╔══

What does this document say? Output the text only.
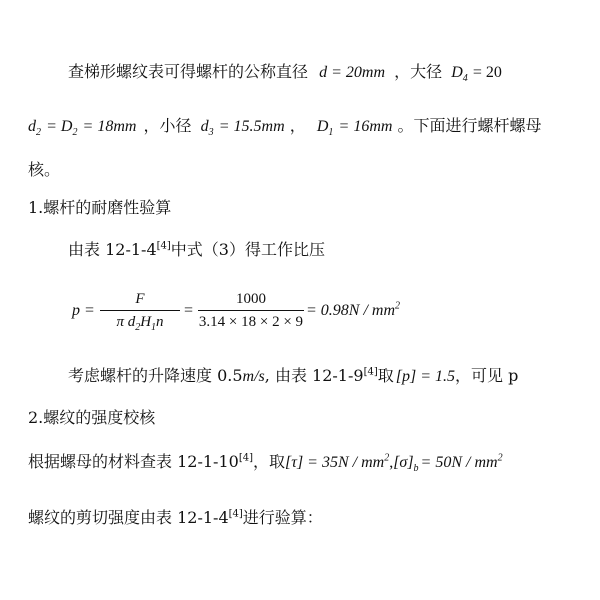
查梯形螺纹表可得螺杆的公称直径 d = 20mm ，大径 $D_4 = 20$
$d_2 = D_2 = 18mm$ ，小径 $d_3 = 15.5mm$ ， $D_1 = 16mm$ 。下面进行螺杆螺母
核。
1.螺杆的耐磨性验算
由表 12-1-4[4]中式（3）得工作比压
p =
F
π $d_2H_1n$
=
1000
3.14 × 18 × 2 × 9
= $0.98N / mm^2$
考虑螺杆的升降速度 0.5m/s, 由表 12-1-9[4]取 [p] = 1.5，可见 p
2.螺纹的强度校核
根据螺母的材料查表 12-1-10[4]，取$[\tau] = 35N / mm^2,[\sigma]_b = 50N / mm^2$
螺纹的剪切强度由表 12-1-4[4]进行验算：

╚══

Task brief. Write out each line of the data exactly; the images should be left out.

Result for this exercise.
What does this document say? Output the text only.
查梯形螺纹表可得螺杆的公称直径 d = 20mm ，大径 $D_4 = 20$
$d_2 = D_2 = 18mm$ ，小径 $d_3 = 15.5mm$ ， $D_1 = 16mm$ 。下面进行螺杆螺母
核。
1.螺杆的耐磨性验算
由表 12-1-4[4]中式（3）得工作比压
p =
F
π $d_2H_1n$
=
1000
3.14 × 18 × 2 × 9
= $0.98N / mm^2$
考虑螺杆的升降速度 0.5m/s, 由表 12-1-9[4]取 [p] = 1.5，可见 p
2.螺纹的强度校核
根据螺母的材料查表 12-1-10[4]，取$[\tau] = 35N / mm^2,[\sigma]_b = 50N / mm^2$
螺纹的剪切强度由表 12-1-4[4]进行验算：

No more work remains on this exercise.